→ **Task**: Repeat the entire listing exactly as written.

→ **Dataset records**:
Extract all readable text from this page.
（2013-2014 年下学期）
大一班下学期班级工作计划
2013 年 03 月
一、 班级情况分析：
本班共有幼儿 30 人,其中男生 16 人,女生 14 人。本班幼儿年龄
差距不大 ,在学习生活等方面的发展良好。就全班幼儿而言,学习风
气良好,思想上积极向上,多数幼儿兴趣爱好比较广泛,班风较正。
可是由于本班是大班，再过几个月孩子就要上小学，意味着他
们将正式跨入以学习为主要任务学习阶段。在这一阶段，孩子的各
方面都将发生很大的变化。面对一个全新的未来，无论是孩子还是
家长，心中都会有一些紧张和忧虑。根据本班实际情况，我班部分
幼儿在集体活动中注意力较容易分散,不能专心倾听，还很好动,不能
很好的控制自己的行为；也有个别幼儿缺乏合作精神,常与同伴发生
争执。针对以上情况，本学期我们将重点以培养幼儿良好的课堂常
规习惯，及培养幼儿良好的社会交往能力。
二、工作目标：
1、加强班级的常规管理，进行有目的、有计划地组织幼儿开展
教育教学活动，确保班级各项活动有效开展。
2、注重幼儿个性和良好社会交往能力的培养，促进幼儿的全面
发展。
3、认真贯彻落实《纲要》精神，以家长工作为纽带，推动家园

→ **Completed exercise**:
Extract all readable text from this page.
（2013-2014 年下学期）
大一班下学期班级工作计划
2013 年 03 月
一、 班级情况分析：
本班共有幼儿 30 人,其中男生 16 人,女生 14 人。本班幼儿年龄
差距不大 ,在学习生活等方面的发展良好。就全班幼儿而言,学习风
气良好,思想上积极向上,多数幼儿兴趣爱好比较广泛,班风较正。
可是由于本班是大班，再过几个月孩子就要上小学，意味着他
们将正式跨入以学习为主要任务学习阶段。在这一阶段，孩子的各
方面都将发生很大的变化。面对一个全新的未来，无论是孩子还是
家长，心中都会有一些紧张和忧虑。根据本班实际情况，我班部分
幼儿在集体活动中注意力较容易分散,不能专心倾听，还很好动,不能
很好的控制自己的行为；也有个别幼儿缺乏合作精神,常与同伴发生
争执。针对以上情况，本学期我们将重点以培养幼儿良好的课堂常
规习惯，及培养幼儿良好的社会交往能力。
二、工作目标：
1、加强班级的常规管理，进行有目的、有计划地组织幼儿开展
教育教学活动，确保班级各项活动有效开展。
2、注重幼儿个性和良好社会交往能力的培养，促进幼儿的全面
发展。
3、认真贯彻落实《纲要》精神，以家长工作为纽带，推动家园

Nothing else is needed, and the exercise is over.